## Required work:
Rewrite every line of the material below as a numbered list, omitting blank lines and leaving the pictures out of your answer.

## Records for this exercise:
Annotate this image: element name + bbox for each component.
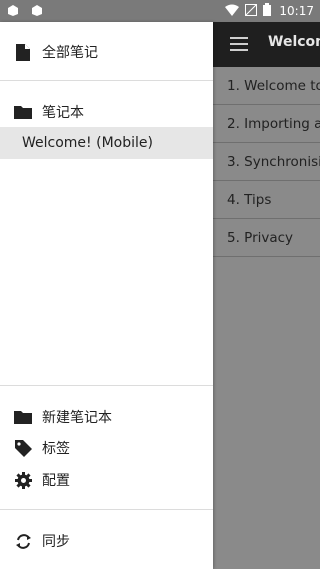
notification-icon [6,3,20,20]
config-label: 配置 [42,473,70,489]
sync-item[interactable]: 同步 [0,528,213,554]
app-title: Welcom [268,34,320,50]
divider [0,80,213,81]
file-icon [14,43,32,61]
all-notes-label: 全部笔记 [42,45,98,61]
status-bar: 10:17 [0,0,320,22]
note-item[interactable]: 1. Welcome to [213,67,320,105]
notebook-item-label: Welcome! (Mobile) [22,135,153,151]
battery-icon [263,3,272,19]
config-item[interactable]: 配置 [0,467,213,493]
notification-icon [30,3,44,20]
folder-icon [14,103,32,121]
note-list: 1. Welcome to 2. Importing ar 3. Synchro… [213,67,320,257]
note-item[interactable]: 4. Tips [213,181,320,219]
new-notebook-label: 新建笔记本 [42,410,112,426]
note-item[interactable]: 5. Privacy [213,219,320,257]
notebooks-header-label: 笔记本 [42,105,84,121]
sync-icon [14,532,32,550]
sync-label: 同步 [42,534,70,550]
notebook-item-welcome[interactable]: Welcome! (Mobile) [0,127,213,159]
signal-icon [245,3,258,19]
new-notebook-item[interactable]: 新建笔记本 [0,404,213,430]
notebooks-header: 笔记本 [0,99,213,125]
tag-icon [14,439,32,457]
hamburger-menu-icon[interactable] [230,36,248,55]
navigation-drawer: 全部笔记 笔记本 Welcome! (Mobile) 新建笔记本 标签 配置 同… [0,22,213,569]
divider [0,509,213,510]
wifi-icon [225,4,240,19]
note-item[interactable]: 2. Importing ar [213,105,320,143]
gear-icon [14,471,32,489]
tags-label: 标签 [42,441,70,457]
divider [0,385,213,386]
note-item[interactable]: 3. Synchronisin [213,143,320,181]
folder-icon [14,408,32,426]
tags-item[interactable]: 标签 [0,435,213,461]
status-time: 10:17 [279,4,314,18]
all-notes-item[interactable]: 全部笔记 [0,39,213,65]
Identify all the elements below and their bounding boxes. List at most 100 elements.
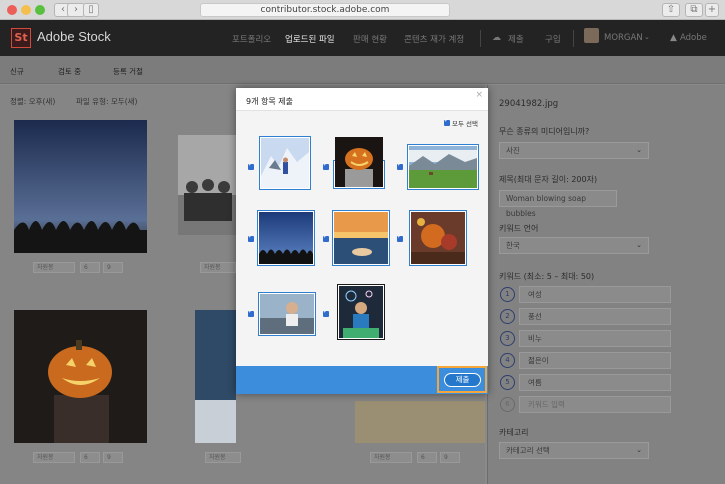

## Finished task:
1. Annotate this image: element name + bbox for each component.
2. notification-icon [6,3,20,20]
3. config-label: 配置 [42,473,70,489]
4. sync-item[interactable]: 同步 [0,528,213,554]
5. app-title: Welcom [268,34,320,50]
6. divider [0,80,213,81]
7. file-icon [14,43,32,61]
8. all-notes-label: 全部笔记 [42,45,98,61]
9. status-bar: 10:17 [0,0,320,22]
10. note-item[interactable]: 1. Welcome to [213,67,320,105]
11. notebook-item-label: Welcome! (Mobile) [22,135,153,151]
12. battery-icon [263,3,272,19]
13. config-item[interactable]: 配置 [0,467,213,493]
14. notification-icon [30,3,44,20]
15. folder-icon [14,103,32,121]
16. note-list: 1. Welcome to 2. Importing ar 3. Synchro… [213,67,320,257]
17. note-item[interactable]: 4. Tips [213,181,320,219]
18. new-notebook-label: 新建笔记本 [42,410,112,426]
19. note-item[interactable]: 5. Privacy [213,219,320,257]
20. notebooks-header-label: 笔记本 [42,105,84,121]
21. sync-icon [14,532,32,550]
22. sync-label: 同步 [42,534,70,550]
23. notebook-item-welcome[interactable]: Welcome! (Mobile) [0,127,213,159]
24. signal-icon [245,3,258,19]
25. new-notebook-item[interactable]: 新建笔记本 [0,404,213,430]
26. notebooks-header: 笔记本 [0,99,213,125]
27. tag-icon [14,439,32,457]
28. hamburger-menu-icon[interactable] [230,36,248,55]
29. navigation-drawer: 全部笔记 笔记本 Welcome! (Mobile) 新建笔记本 标签 配置 同… [0,22,213,569]
30. divider [0,509,213,510]
31. wifi-icon [225,4,240,19]
32. note-item[interactable]: 2. Importing ar [213,105,320,143]
33. gear-icon [14,471,32,489]
34. tags-label: 标签 [42,441,70,457]
35. divider [0,385,213,386]
36. note-item[interactable]: 3. Synchronisin [213,143,320,181]
37. folder-icon [14,408,32,426]
38. tags-item[interactable]: 标签 [0,435,213,461]
39. status-time: 10:17 [279,4,314,18]
40. all-notes-item[interactable]: 全部笔记 [0,39,213,65]
41. Identify all the elements below and their bounding boxes. List at most 100 elements.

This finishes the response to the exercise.